++++ Input records
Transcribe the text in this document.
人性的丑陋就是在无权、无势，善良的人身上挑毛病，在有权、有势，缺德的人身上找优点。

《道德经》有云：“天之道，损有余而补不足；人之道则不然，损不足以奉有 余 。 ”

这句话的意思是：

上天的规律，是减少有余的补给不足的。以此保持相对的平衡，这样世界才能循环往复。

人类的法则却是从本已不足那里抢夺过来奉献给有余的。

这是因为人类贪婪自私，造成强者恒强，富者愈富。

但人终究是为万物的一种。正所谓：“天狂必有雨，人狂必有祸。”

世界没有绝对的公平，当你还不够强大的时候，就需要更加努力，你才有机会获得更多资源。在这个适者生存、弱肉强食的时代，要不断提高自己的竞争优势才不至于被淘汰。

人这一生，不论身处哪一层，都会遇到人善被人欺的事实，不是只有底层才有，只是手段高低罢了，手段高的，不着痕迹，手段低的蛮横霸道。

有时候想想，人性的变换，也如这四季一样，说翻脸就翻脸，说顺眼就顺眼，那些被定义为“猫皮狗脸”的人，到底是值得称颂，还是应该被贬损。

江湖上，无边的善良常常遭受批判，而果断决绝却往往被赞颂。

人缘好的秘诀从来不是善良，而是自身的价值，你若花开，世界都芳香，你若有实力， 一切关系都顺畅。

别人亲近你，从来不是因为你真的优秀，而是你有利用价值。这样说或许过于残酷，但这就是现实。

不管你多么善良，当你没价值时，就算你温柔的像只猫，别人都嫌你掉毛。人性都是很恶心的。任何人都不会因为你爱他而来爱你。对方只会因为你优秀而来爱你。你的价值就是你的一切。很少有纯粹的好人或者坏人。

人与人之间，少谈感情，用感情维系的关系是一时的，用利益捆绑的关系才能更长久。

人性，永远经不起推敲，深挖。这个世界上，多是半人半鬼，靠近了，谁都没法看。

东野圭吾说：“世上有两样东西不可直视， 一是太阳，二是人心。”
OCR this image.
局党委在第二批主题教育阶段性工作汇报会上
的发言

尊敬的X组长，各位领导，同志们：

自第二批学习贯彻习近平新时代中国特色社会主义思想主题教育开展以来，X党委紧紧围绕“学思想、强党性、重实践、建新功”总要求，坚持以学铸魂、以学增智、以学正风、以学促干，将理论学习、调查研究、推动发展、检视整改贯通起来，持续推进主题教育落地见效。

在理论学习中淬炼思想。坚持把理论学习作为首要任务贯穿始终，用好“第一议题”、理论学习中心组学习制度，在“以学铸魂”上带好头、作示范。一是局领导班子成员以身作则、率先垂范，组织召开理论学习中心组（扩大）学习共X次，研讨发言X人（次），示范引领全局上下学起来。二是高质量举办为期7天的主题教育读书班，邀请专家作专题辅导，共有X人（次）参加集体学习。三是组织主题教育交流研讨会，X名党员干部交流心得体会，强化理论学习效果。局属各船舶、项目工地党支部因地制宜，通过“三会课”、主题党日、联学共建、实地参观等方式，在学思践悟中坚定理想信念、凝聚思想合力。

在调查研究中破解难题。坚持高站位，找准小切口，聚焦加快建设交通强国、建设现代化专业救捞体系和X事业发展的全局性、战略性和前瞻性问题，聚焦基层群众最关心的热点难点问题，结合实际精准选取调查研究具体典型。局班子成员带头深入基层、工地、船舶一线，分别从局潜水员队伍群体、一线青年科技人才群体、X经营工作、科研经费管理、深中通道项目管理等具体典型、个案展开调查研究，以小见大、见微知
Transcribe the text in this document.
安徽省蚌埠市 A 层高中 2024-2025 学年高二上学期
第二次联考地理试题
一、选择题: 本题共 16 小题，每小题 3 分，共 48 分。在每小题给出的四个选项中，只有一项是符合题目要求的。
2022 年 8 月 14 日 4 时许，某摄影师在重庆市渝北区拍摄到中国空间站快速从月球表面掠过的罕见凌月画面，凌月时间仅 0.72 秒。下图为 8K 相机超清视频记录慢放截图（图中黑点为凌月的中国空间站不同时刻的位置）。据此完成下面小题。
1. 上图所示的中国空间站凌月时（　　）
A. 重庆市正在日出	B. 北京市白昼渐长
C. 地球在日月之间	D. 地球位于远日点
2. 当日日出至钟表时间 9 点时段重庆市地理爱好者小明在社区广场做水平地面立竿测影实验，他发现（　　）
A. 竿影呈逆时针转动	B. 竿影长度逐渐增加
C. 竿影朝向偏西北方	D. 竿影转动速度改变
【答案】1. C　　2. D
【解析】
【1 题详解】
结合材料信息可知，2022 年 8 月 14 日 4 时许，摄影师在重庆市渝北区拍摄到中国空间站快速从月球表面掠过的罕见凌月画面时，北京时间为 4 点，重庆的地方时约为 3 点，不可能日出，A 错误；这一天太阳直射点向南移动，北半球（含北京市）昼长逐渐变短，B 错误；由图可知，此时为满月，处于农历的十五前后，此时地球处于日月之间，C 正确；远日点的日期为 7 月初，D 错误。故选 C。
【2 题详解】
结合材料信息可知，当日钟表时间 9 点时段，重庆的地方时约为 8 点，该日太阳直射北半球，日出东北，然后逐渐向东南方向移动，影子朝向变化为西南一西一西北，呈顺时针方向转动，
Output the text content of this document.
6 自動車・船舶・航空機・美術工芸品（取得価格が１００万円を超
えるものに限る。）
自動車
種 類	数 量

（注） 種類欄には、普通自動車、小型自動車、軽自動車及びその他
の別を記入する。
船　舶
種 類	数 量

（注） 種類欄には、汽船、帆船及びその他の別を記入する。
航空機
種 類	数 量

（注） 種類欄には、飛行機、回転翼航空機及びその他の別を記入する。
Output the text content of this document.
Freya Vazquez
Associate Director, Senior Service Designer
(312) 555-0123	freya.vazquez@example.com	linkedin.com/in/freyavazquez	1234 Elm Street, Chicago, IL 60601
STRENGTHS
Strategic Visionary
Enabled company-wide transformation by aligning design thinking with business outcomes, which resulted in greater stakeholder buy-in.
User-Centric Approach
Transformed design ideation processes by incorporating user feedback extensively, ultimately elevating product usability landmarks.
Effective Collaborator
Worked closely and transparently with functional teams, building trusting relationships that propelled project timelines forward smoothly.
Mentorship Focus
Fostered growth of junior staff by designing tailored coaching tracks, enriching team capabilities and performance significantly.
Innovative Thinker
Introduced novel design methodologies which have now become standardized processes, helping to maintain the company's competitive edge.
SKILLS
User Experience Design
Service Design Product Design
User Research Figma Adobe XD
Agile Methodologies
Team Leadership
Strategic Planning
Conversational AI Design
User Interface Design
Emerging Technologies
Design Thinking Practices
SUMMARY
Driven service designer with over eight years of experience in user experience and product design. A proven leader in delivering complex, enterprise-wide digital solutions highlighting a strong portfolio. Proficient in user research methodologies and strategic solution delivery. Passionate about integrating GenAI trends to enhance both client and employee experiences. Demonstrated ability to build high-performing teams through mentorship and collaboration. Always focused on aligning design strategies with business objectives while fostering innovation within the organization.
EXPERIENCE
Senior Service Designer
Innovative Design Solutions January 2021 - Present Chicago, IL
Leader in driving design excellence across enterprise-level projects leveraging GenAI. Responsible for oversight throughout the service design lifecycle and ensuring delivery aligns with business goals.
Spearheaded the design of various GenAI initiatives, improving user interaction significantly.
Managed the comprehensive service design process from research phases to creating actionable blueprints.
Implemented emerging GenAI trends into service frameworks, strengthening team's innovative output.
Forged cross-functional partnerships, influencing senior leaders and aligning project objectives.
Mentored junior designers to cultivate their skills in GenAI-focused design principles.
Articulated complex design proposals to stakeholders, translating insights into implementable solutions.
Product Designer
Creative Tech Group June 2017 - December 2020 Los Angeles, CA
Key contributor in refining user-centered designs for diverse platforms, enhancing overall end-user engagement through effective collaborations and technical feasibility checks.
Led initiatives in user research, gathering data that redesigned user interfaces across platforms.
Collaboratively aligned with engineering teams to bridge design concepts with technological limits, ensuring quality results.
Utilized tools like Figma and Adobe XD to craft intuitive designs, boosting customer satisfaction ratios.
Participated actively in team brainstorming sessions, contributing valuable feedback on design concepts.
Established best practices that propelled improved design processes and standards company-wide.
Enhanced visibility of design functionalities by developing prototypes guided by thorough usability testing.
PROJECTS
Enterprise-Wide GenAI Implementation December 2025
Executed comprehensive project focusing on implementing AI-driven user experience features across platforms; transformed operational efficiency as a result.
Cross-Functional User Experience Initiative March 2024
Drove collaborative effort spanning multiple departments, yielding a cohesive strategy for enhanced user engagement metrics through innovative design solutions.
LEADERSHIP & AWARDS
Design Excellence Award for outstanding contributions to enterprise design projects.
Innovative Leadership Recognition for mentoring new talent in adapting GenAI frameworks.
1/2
++++++++
Search the preceding listing for the word "December" and pull out every line that holds it.

Creative Tech Group June 2017 - December 2020 Los Angeles, CA
Enterprise-Wide GenAI Implementation December 2025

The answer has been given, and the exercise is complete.